MATERIAL SHOWN:
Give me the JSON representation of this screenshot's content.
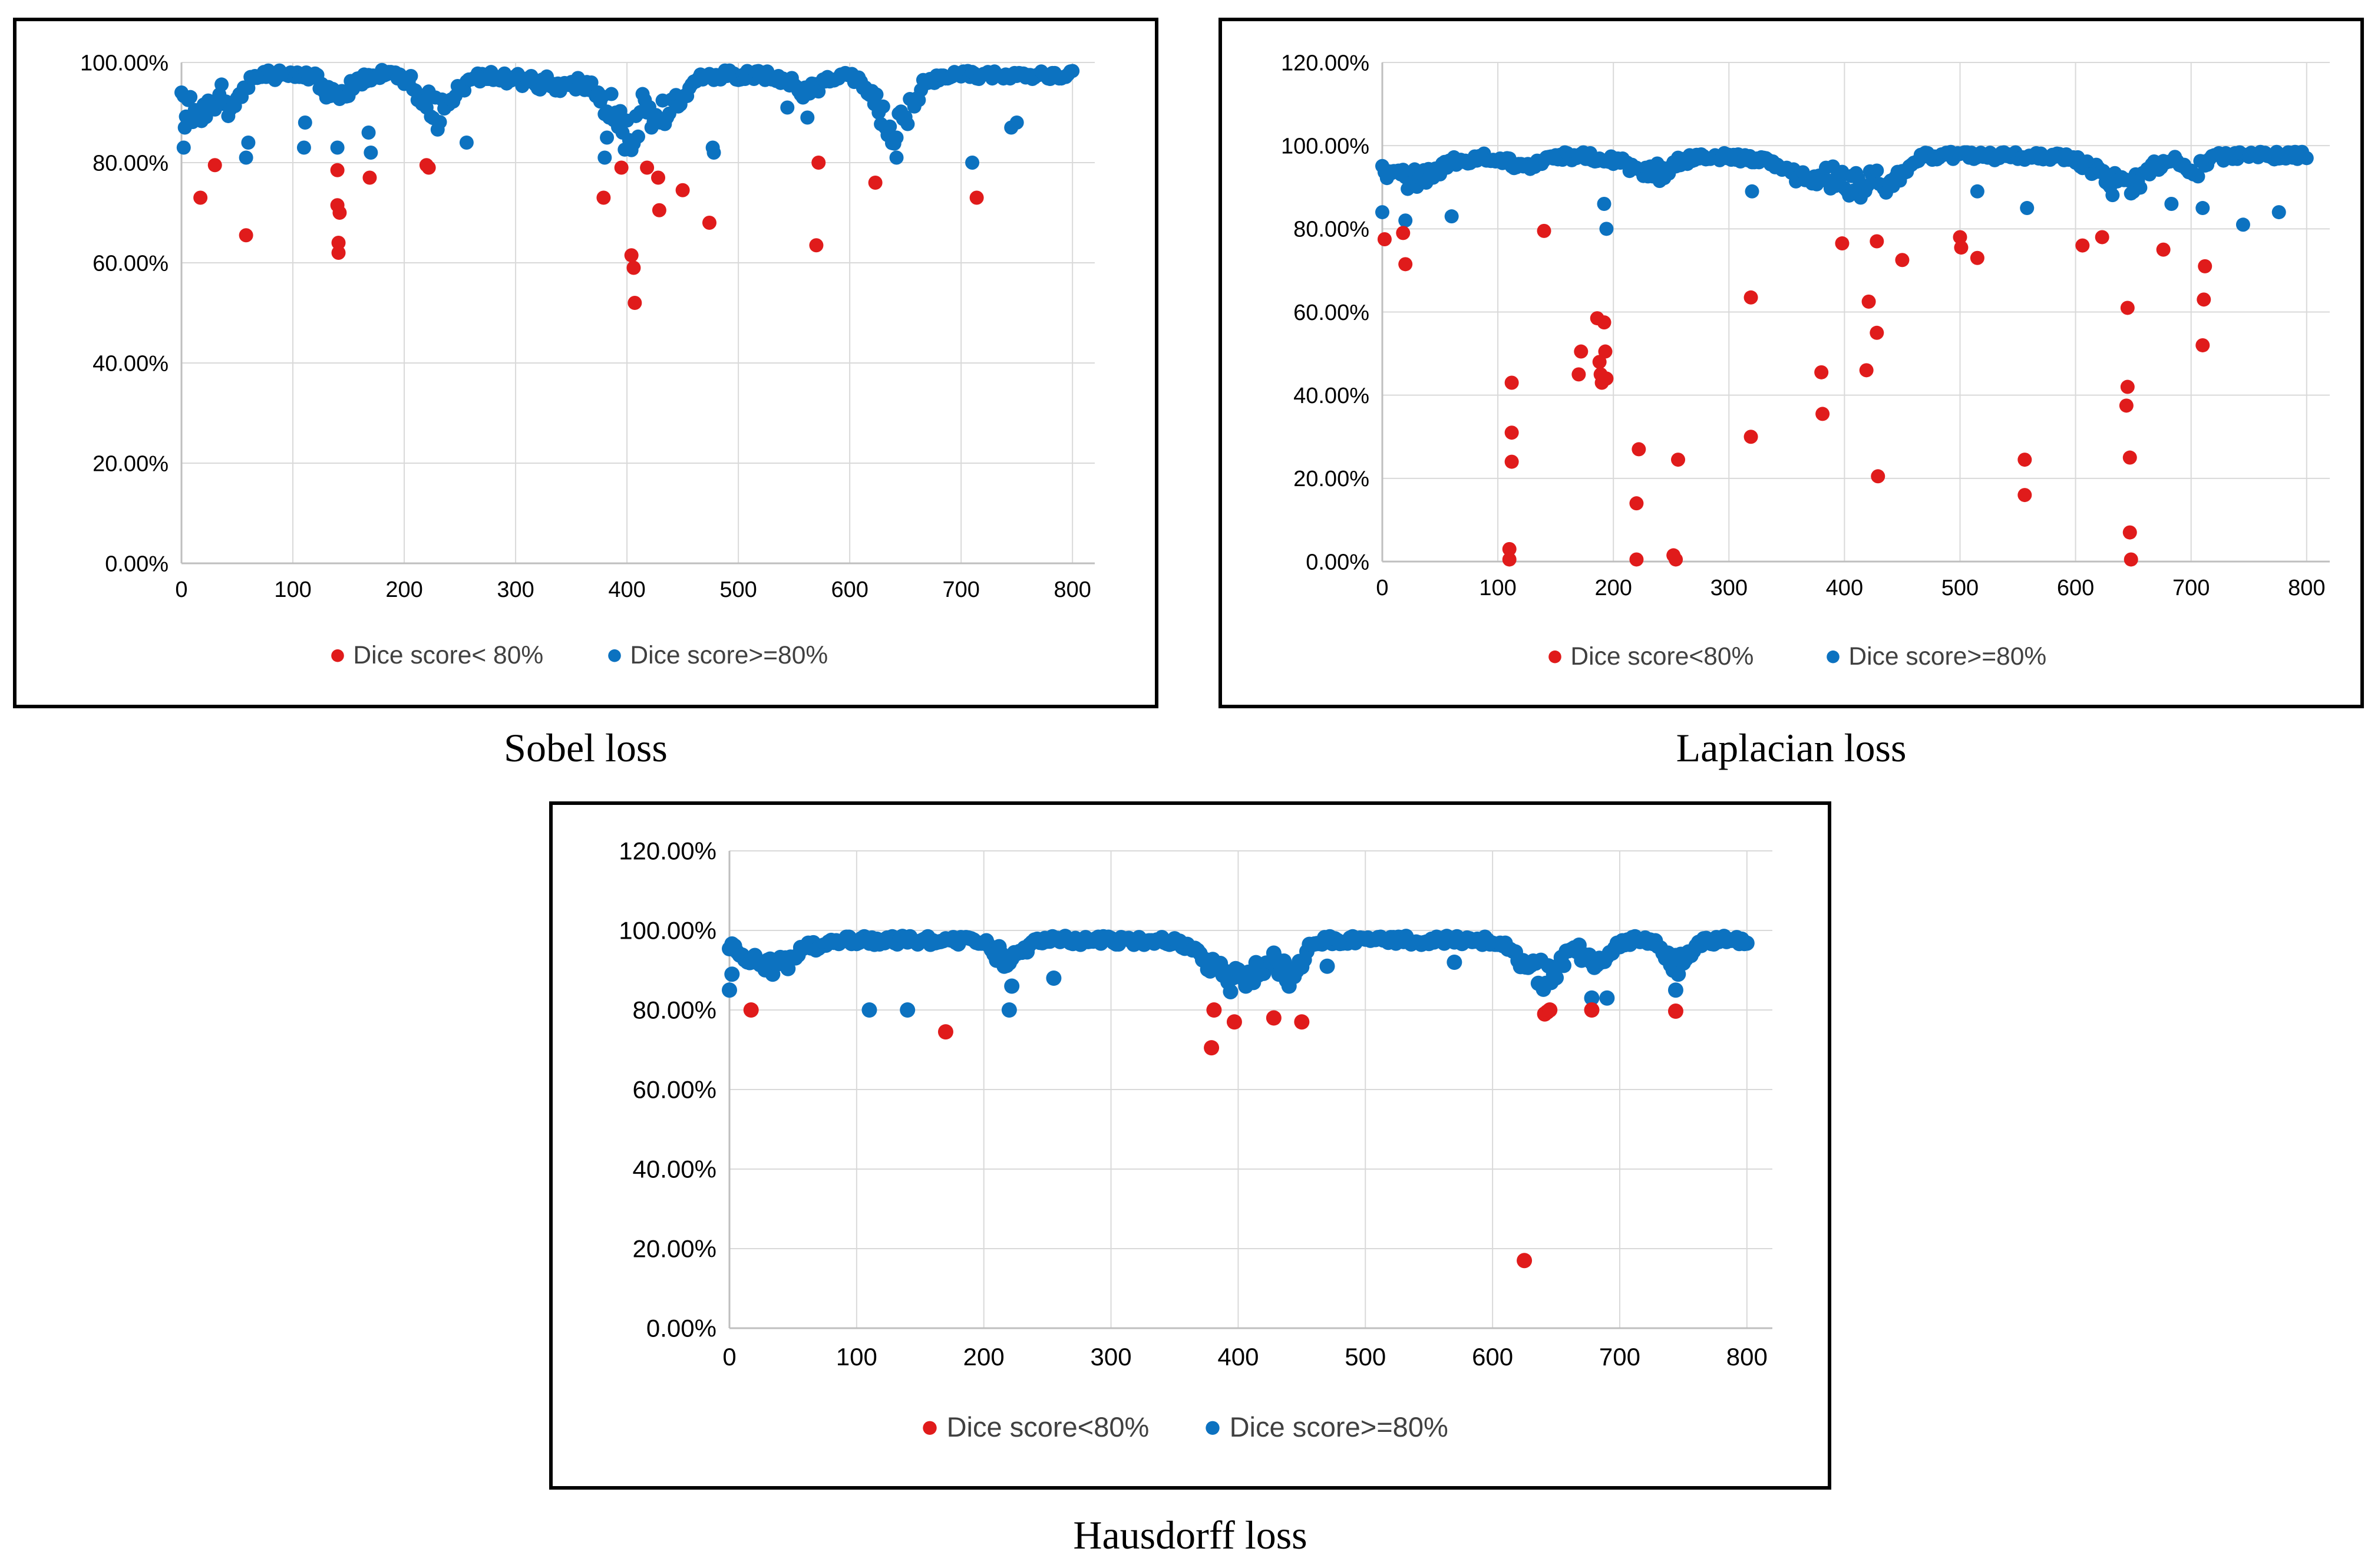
{
  "colors": {
    "low": "#e01b1b",
    "high": "#0c72c0",
    "grid": "#d9d9d9",
    "axis": "#bfbfbf"
  },
  "chart_data": [
    {
      "type": "scatter",
      "caption": "Sobel loss",
      "xlim": [
        0,
        820
      ],
      "ylim": [
        0,
        1.0
      ],
      "xticks": [
        0,
        100,
        200,
        300,
        400,
        500,
        600,
        700,
        800
      ],
      "yticks": [
        0,
        0.2,
        0.4,
        0.6,
        0.8,
        1.0
      ],
      "xtick_labels": [
        "0",
        "100",
        "200",
        "300",
        "400",
        "500",
        "600",
        "700",
        "800"
      ],
      "ytick_labels": [
        "0.00%",
        "20.00%",
        "40.00%",
        "60.00%",
        "80.00%",
        "100.00%"
      ],
      "grid": true,
      "legend_position": "bottom",
      "series": [
        {
          "name": "Dice score< 80%",
          "color": "#e01b1b",
          "points": [
            [
              17,
              0.73
            ],
            [
              30,
              0.795
            ],
            [
              58,
              0.655
            ],
            [
              140,
              0.785
            ],
            [
              140,
              0.715
            ],
            [
              141,
              0.64
            ],
            [
              141,
              0.62
            ],
            [
              142,
              0.7
            ],
            [
              169,
              0.77
            ],
            [
              220,
              0.795
            ],
            [
              222,
              0.79
            ],
            [
              379,
              0.73
            ],
            [
              395,
              0.79
            ],
            [
              404,
              0.615
            ],
            [
              406,
              0.59
            ],
            [
              407,
              0.52
            ],
            [
              418,
              0.79
            ],
            [
              428,
              0.77
            ],
            [
              429,
              0.705
            ],
            [
              450,
              0.745
            ],
            [
              474,
              0.68
            ],
            [
              570,
              0.635
            ],
            [
              572,
              0.8
            ],
            [
              623,
              0.76
            ],
            [
              714,
              0.73
            ]
          ]
        },
        {
          "name": "Dice score>=80%",
          "color": "#0c72c0",
          "points": []
        }
      ]
    },
    {
      "type": "scatter",
      "caption": "Laplacian loss",
      "xlim": [
        0,
        820
      ],
      "ylim": [
        0,
        1.2
      ],
      "xticks": [
        0,
        100,
        200,
        300,
        400,
        500,
        600,
        700,
        800
      ],
      "yticks": [
        0,
        0.2,
        0.4,
        0.6,
        0.8,
        1.0,
        1.2
      ],
      "xtick_labels": [
        "0",
        "100",
        "200",
        "300",
        "400",
        "500",
        "600",
        "700",
        "800"
      ],
      "ytick_labels": [
        "0.00%",
        "20.00%",
        "40.00%",
        "60.00%",
        "80.00%",
        "100.00%",
        "120.00%"
      ],
      "grid": true,
      "legend_position": "bottom",
      "series": [
        {
          "name": "Dice score<80%",
          "color": "#e01b1b",
          "points": [
            [
              2,
              0.775
            ],
            [
              18,
              0.79
            ],
            [
              20,
              0.715
            ],
            [
              110,
              0.03
            ],
            [
              110,
              0.005
            ],
            [
              112,
              0.43
            ],
            [
              112,
              0.31
            ],
            [
              112,
              0.24
            ],
            [
              140,
              0.795
            ],
            [
              170,
              0.45
            ],
            [
              172,
              0.505
            ],
            [
              186,
              0.585
            ],
            [
              188,
              0.48
            ],
            [
              189,
              0.45
            ],
            [
              190,
              0.43
            ],
            [
              192,
              0.575
            ],
            [
              193,
              0.505
            ],
            [
              194,
              0.44
            ],
            [
              220,
              0.14
            ],
            [
              222,
              0.27
            ],
            [
              220,
              0.005
            ],
            [
              252,
              0.015
            ],
            [
              254,
              0.005
            ],
            [
              256,
              0.245
            ],
            [
              319,
              0.635
            ],
            [
              319,
              0.3
            ],
            [
              380,
              0.455
            ],
            [
              381,
              0.355
            ],
            [
              398,
              0.765
            ],
            [
              419,
              0.46
            ],
            [
              421,
              0.625
            ],
            [
              428,
              0.77
            ],
            [
              428,
              0.55
            ],
            [
              429,
              0.205
            ],
            [
              450,
              0.725
            ],
            [
              500,
              0.78
            ],
            [
              501,
              0.755
            ],
            [
              515,
              0.73
            ],
            [
              556,
              0.245
            ],
            [
              556,
              0.16
            ],
            [
              606,
              0.76
            ],
            [
              623,
              0.78
            ],
            [
              644,
              0.375
            ],
            [
              645,
              0.42
            ],
            [
              645,
              0.61
            ],
            [
              647,
              0.25
            ],
            [
              647,
              0.07
            ],
            [
              648,
              0.005
            ],
            [
              676,
              0.75
            ],
            [
              710,
              0.52
            ],
            [
              711,
              0.63
            ],
            [
              712,
              0.71
            ]
          ]
        },
        {
          "name": "Dice score>=80%",
          "color": "#0c72c0",
          "points": []
        }
      ]
    },
    {
      "type": "scatter",
      "caption": "Hausdorff loss",
      "xlim": [
        0,
        820
      ],
      "ylim": [
        0,
        1.2
      ],
      "xticks": [
        0,
        100,
        200,
        300,
        400,
        500,
        600,
        700,
        800
      ],
      "yticks": [
        0,
        0.2,
        0.4,
        0.6,
        0.8,
        1.0,
        1.2
      ],
      "xtick_labels": [
        "0",
        "100",
        "200",
        "300",
        "400",
        "500",
        "600",
        "700",
        "800"
      ],
      "ytick_labels": [
        "0.00%",
        "20.00%",
        "40.00%",
        "60.00%",
        "80.00%",
        "100.00%",
        "120.00%"
      ],
      "grid": true,
      "legend_position": "bottom",
      "series": [
        {
          "name": "Dice score<80%",
          "color": "#e01b1b",
          "points": [
            [
              17,
              0.8
            ],
            [
              170,
              0.745
            ],
            [
              379,
              0.705
            ],
            [
              381,
              0.8
            ],
            [
              397,
              0.77
            ],
            [
              428,
              0.78
            ],
            [
              450,
              0.77
            ],
            [
              625,
              0.17
            ],
            [
              641,
              0.79
            ],
            [
              643,
              0.795
            ],
            [
              645,
              0.8
            ],
            [
              678,
              0.8
            ],
            [
              744,
              0.797
            ]
          ]
        },
        {
          "name": "Dice score>=80%",
          "color": "#0c72c0",
          "points": []
        }
      ]
    }
  ]
}
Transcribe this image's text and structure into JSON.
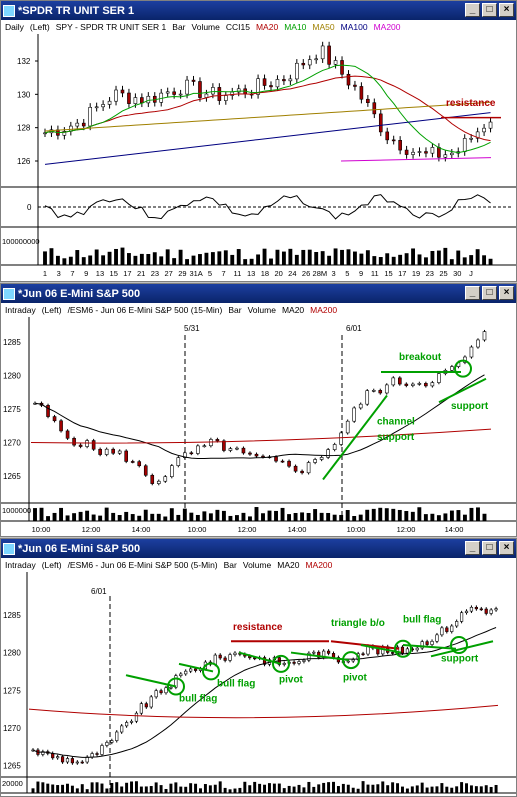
{
  "win1": {
    "title": "*SPDR TR UNIT SER 1",
    "hdr": {
      "a": "Daily",
      "b": "(Left)",
      "c": "SPY - SPDR TR UNIT SER 1",
      "d": "Bar",
      "e": "Volume",
      "f": "CCI15",
      "g": "MA20",
      "h": "MA10",
      "i": "MA50",
      "j": "MA100",
      "k": "MA200"
    },
    "yticks": [
      "132",
      "130",
      "128",
      "126"
    ],
    "ind_tick": "0",
    "vol_tick": "100000000",
    "xticks": [
      "1",
      "3",
      "7",
      "9",
      "13",
      "15",
      "17",
      "21",
      "23",
      "27",
      "29",
      "31A",
      "5",
      "7",
      "11",
      "13",
      "18",
      "20",
      "24",
      "26",
      "28M",
      "3",
      "5",
      "9",
      "11",
      "15",
      "17",
      "19",
      "23",
      "25",
      "30",
      "J"
    ],
    "ann": {
      "resistance": "resistance"
    }
  },
  "win2": {
    "title": "*Jun 06  E-Mini S&P 500",
    "hdr": {
      "a": "Intraday",
      "b": "(Left)",
      "c": "/ESM6 - Jun 06  E-Mini S&P 500 (15-Min)",
      "d": "Bar",
      "e": "Volume",
      "f": "MA20",
      "g": "MA200"
    },
    "yticks": [
      "1285",
      "1280",
      "1275",
      "1270",
      "1265"
    ],
    "vol_tick": "1000000",
    "xticks": [
      "10:00",
      "12:00",
      "14:00",
      "10:00",
      "12:00",
      "14:00",
      "10:00",
      "12:00",
      "14:00"
    ],
    "date1": "5/31",
    "date2": "6/01",
    "ann": {
      "breakout": "breakout",
      "channel": "channel",
      "support1": "support",
      "support2": "support"
    }
  },
  "win3": {
    "title": "*Jun 06  E-Mini S&P 500",
    "hdr": {
      "a": "Intraday",
      "b": "(Left)",
      "c": "/ESM6 - Jun 06  E-Mini S&P 500 (5-Min)",
      "d": "Bar",
      "e": "Volume",
      "f": "MA20",
      "g": "MA200"
    },
    "yticks": [
      "1285",
      "1280",
      "1275",
      "1270",
      "1265"
    ],
    "vol_tick": "20000",
    "xticks": [
      "15:00",
      "15:30",
      "9:30",
      "10:00",
      "10:30",
      "11:00",
      "11:30",
      "12:00",
      "12:30",
      "13:00",
      "13:30",
      "14:00",
      "14:30",
      "15:00",
      "15:30"
    ],
    "date1": "6/01",
    "ann": {
      "resistance": "resistance",
      "triangle": "triangle b/o",
      "bullflag1": "bull flag",
      "bullflag2": "bull flag",
      "bullflag3": "bull flag",
      "pivot1": "pivot",
      "pivot2": "pivot",
      "support": "support"
    }
  },
  "colors": {
    "green": "#00a000",
    "red": "#b00000",
    "magenta": "#d000d0",
    "olive": "#a08000",
    "navy": "#000080"
  }
}
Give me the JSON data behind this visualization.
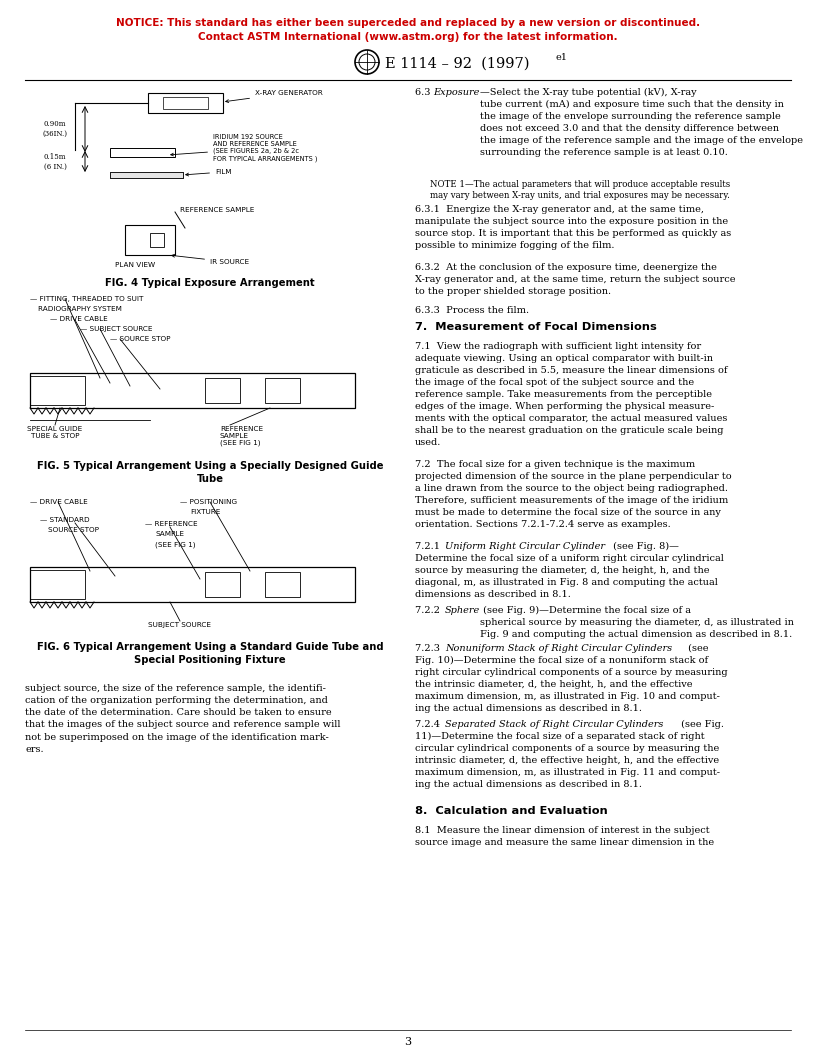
{
  "notice_line1": "NOTICE: This standard has either been superceded and replaced by a new version or discontinued.",
  "notice_line2": "Contact ASTM International (www.astm.org) for the latest information.",
  "notice_color": "#CC0000",
  "page_number": "3",
  "background_color": "#FFFFFF",
  "text_color": "#000000",
  "body_font_size": 7.0,
  "small_font_size": 6.0,
  "caption_font_size": 7.2,
  "section_font_size": 8.2,
  "notice_font_size": 7.5,
  "header_font_size": 10.5
}
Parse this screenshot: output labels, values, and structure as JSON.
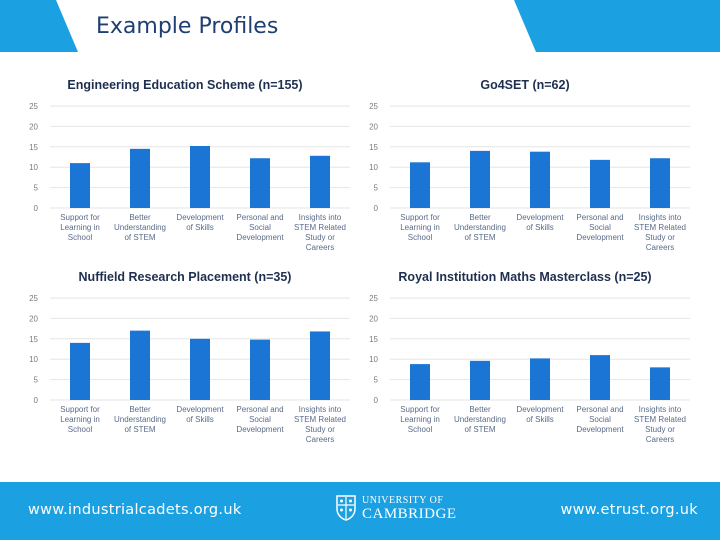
{
  "slide": {
    "title": "Example Profiles",
    "accent_color": "#1ba1e2",
    "bar_color": "#1b75d4"
  },
  "chart_data": [
    {
      "type": "bar",
      "title": "Engineering Education Scheme (n=155)",
      "categories": [
        "Support for Learning in School",
        "Better Understanding of STEM",
        "Development of Skills",
        "Personal and Social Development",
        "Insights into STEM Related Study or Careers"
      ],
      "values": [
        11,
        14.5,
        15.2,
        12.2,
        12.8
      ],
      "yticks": [
        "0",
        "5",
        "10",
        "15",
        "20",
        "25"
      ],
      "ylim": [
        0,
        25
      ],
      "grid": true
    },
    {
      "type": "bar",
      "title": "Go4SET (n=62)",
      "categories": [
        "Support for Learning in School",
        "Better Understanding of STEM",
        "Development of Skills",
        "Personal and Social Development",
        "Insights into STEM Related Study or Careers"
      ],
      "values": [
        11.2,
        14,
        13.8,
        11.8,
        12.2
      ],
      "yticks": [
        "0",
        "5",
        "10",
        "15",
        "20",
        "25"
      ],
      "ylim": [
        0,
        25
      ],
      "grid": true
    },
    {
      "type": "bar",
      "title": "Nuffield Research Placement (n=35)",
      "categories": [
        "Support for Learning in School",
        "Better Understanding of STEM",
        "Development of Skills",
        "Personal and Social Development",
        "Insights into STEM Related Study or Careers"
      ],
      "values": [
        14,
        17,
        15,
        14.8,
        16.8
      ],
      "yticks": [
        "0",
        "5",
        "10",
        "15",
        "20",
        "25"
      ],
      "ylim": [
        0,
        25
      ],
      "grid": true
    },
    {
      "type": "bar",
      "title": "Royal Institution Maths Masterclass (n=25)",
      "categories": [
        "Support for Learning in School",
        "Better Understanding of STEM",
        "Development of Skills",
        "Personal and Social Development",
        "Insights into STEM Related Study or Careers"
      ],
      "values": [
        8.8,
        9.6,
        10.2,
        11,
        8
      ],
      "yticks": [
        "0",
        "5",
        "10",
        "15",
        "20",
        "25"
      ],
      "ylim": [
        0,
        25
      ],
      "grid": true
    }
  ],
  "footer": {
    "left_link": "www.industrialcadets.org.uk",
    "right_link": "www.etrust.org.uk",
    "logo_line1": "UNIVERSITY OF",
    "logo_line2": "CAMBRIDGE"
  }
}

DIRECTIONS: Looking at the material above, count the lines that hold "structure" and give the total alone.

OUTPUT: 2